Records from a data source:

■ ■ ■ ■ ■ ■ ■

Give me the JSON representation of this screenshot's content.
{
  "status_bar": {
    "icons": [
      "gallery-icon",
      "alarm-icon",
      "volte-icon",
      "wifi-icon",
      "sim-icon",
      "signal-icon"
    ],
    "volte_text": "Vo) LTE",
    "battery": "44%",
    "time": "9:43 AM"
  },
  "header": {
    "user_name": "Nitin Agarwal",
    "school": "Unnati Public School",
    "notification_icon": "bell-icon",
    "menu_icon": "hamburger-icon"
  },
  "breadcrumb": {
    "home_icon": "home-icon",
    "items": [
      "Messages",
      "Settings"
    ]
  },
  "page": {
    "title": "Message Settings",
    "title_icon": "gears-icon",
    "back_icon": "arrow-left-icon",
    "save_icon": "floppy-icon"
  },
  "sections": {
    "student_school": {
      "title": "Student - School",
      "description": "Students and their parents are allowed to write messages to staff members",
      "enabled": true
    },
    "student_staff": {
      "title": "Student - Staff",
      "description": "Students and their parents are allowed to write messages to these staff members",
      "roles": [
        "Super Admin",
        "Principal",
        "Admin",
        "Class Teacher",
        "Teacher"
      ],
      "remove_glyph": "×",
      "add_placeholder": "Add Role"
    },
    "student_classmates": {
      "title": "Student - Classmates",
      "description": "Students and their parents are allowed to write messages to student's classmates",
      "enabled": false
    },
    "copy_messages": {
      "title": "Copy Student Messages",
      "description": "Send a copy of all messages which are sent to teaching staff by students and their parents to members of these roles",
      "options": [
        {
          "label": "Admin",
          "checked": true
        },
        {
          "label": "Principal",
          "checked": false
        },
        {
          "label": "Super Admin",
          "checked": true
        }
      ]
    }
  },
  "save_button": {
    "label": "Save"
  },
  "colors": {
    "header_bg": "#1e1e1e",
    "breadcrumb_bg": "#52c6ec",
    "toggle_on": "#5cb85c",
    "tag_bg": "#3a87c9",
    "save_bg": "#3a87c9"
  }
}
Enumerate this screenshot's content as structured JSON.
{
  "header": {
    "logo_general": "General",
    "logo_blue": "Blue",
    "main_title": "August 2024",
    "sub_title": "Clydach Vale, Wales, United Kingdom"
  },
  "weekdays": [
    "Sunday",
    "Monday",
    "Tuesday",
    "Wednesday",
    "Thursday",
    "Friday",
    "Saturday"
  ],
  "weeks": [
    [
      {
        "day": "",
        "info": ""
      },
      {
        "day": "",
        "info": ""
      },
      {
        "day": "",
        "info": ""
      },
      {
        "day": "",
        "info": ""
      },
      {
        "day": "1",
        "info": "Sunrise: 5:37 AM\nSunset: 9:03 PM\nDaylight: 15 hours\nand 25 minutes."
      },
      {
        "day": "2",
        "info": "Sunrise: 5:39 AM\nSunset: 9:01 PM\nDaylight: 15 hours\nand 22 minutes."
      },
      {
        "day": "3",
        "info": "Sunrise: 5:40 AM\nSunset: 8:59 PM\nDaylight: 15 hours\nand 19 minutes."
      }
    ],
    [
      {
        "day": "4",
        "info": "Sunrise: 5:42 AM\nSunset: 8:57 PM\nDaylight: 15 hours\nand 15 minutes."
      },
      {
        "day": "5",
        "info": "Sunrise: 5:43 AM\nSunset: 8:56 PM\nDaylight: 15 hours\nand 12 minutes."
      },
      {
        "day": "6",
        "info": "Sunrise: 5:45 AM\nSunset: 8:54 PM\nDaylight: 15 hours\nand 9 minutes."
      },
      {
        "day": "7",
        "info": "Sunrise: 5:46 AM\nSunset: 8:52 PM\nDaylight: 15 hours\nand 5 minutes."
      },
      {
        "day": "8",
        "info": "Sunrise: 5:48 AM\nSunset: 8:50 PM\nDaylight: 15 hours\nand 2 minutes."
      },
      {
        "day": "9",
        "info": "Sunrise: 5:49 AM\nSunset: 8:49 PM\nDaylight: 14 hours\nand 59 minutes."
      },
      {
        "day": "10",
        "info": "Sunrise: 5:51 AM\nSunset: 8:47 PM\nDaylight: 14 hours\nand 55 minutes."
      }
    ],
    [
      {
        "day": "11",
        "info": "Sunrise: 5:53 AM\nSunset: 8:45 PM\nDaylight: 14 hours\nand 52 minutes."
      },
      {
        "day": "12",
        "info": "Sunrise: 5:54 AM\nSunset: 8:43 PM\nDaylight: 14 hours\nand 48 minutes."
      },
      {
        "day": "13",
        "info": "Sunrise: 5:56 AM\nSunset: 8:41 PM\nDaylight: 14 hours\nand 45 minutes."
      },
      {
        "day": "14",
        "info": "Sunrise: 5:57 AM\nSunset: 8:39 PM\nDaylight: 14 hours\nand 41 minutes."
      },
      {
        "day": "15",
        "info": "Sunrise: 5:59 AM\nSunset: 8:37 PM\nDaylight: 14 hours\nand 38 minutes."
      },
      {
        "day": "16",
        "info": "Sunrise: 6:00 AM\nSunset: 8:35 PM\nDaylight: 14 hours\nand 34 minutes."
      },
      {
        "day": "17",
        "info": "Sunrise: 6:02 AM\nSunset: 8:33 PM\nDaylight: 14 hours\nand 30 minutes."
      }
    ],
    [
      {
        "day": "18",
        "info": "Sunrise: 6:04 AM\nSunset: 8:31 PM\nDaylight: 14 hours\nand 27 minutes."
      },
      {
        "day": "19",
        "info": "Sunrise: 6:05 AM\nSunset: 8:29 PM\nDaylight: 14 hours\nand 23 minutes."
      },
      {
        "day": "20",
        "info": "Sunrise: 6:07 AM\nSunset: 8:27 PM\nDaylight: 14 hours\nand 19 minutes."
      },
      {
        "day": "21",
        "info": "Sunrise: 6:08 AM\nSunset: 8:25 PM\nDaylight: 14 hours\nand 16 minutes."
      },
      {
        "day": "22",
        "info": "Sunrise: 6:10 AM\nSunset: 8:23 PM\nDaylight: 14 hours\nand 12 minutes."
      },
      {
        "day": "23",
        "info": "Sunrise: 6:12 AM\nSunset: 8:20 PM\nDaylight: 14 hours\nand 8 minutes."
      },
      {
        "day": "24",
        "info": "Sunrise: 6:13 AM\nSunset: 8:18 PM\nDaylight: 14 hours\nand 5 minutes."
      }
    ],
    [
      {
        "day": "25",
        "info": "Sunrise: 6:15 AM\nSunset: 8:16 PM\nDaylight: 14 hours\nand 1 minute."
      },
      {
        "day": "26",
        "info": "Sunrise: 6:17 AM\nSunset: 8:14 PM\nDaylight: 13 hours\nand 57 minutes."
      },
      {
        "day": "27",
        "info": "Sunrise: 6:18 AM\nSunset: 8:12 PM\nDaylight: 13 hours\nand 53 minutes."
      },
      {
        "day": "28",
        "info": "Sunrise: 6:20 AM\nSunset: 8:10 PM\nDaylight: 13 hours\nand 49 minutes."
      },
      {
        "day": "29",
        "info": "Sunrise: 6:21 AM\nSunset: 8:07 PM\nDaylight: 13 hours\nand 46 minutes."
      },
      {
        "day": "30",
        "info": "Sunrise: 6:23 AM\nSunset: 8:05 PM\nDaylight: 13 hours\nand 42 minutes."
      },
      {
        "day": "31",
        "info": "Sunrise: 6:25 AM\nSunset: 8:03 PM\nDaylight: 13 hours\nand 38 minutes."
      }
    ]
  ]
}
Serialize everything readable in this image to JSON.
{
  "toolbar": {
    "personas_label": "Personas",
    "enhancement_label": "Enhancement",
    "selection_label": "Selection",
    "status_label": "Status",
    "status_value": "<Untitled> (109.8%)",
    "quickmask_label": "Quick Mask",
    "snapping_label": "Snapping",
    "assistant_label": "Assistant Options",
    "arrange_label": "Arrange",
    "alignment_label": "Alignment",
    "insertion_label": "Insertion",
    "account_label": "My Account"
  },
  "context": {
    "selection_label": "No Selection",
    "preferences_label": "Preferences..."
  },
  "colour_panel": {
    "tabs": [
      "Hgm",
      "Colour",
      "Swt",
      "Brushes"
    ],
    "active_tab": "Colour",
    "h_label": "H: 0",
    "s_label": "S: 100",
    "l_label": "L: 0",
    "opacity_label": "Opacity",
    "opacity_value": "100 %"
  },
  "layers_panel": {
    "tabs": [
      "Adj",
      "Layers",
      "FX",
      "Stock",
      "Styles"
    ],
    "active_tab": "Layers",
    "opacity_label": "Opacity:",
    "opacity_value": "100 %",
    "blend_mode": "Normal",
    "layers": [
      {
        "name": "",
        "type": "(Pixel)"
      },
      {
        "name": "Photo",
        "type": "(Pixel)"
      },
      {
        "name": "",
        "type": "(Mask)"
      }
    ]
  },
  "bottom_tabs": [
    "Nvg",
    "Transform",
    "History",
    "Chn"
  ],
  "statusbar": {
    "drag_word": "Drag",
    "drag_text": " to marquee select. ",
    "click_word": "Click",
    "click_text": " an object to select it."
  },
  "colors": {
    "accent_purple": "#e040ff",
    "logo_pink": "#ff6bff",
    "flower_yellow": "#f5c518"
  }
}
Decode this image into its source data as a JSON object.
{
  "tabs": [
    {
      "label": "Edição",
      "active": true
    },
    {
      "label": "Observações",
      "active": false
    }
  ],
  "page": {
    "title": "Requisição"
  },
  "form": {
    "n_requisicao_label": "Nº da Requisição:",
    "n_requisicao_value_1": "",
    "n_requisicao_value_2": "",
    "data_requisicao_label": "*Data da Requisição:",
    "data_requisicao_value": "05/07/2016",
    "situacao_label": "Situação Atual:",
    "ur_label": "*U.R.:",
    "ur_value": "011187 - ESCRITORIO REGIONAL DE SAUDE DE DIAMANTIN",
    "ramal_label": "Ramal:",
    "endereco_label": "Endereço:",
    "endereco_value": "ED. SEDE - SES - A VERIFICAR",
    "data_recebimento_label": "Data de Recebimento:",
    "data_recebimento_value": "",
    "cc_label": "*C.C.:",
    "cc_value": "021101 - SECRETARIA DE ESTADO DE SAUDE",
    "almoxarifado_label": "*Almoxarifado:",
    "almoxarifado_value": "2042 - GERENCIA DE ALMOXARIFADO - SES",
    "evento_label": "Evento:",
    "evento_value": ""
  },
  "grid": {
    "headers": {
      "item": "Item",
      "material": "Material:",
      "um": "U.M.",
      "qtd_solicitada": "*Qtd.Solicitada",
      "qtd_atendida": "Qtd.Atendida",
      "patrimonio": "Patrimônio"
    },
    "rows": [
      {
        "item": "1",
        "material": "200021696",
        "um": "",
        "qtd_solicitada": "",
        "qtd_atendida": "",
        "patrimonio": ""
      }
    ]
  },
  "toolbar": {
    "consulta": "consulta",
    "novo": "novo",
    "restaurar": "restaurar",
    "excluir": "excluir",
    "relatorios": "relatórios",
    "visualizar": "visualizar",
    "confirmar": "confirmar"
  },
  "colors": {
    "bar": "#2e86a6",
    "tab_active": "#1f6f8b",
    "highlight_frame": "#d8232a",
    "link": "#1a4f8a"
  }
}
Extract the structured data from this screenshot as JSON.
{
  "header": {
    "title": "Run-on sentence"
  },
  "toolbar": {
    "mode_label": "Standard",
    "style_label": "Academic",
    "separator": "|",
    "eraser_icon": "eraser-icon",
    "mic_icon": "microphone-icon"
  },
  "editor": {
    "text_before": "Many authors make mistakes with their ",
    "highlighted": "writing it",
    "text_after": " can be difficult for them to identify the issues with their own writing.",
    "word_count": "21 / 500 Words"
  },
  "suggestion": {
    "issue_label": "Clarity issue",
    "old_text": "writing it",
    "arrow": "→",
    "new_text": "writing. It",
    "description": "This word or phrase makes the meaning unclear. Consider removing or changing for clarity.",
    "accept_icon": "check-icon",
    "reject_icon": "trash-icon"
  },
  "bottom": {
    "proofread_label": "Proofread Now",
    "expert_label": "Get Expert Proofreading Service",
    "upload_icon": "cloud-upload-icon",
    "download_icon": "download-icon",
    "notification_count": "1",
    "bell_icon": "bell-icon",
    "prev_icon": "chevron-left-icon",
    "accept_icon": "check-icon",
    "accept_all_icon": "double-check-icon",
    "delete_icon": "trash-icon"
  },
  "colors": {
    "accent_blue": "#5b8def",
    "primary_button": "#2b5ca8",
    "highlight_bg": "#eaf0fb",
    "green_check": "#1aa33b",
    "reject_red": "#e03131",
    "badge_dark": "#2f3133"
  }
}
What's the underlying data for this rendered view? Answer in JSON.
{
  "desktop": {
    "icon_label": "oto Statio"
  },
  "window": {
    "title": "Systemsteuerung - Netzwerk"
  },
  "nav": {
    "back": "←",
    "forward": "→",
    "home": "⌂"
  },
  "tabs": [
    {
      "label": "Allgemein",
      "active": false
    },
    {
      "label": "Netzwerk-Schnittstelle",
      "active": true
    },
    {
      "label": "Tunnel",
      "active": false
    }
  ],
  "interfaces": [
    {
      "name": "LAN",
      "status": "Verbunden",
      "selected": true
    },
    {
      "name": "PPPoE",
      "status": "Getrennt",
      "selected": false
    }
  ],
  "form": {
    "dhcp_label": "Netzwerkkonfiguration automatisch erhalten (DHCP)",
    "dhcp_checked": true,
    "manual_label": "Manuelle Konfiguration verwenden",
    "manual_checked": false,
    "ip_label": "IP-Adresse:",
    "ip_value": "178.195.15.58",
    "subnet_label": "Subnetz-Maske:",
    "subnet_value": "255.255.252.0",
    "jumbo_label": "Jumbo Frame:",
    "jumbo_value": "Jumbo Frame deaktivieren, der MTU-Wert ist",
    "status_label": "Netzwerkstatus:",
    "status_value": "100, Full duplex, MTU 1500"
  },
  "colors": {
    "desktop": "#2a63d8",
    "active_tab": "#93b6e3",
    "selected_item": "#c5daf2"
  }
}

■ ■ ■ ■ ■ ■ ■

# Short task:
Give the number of lines in the records that contain the string "members", with no other output.

# Output of the exercise:
3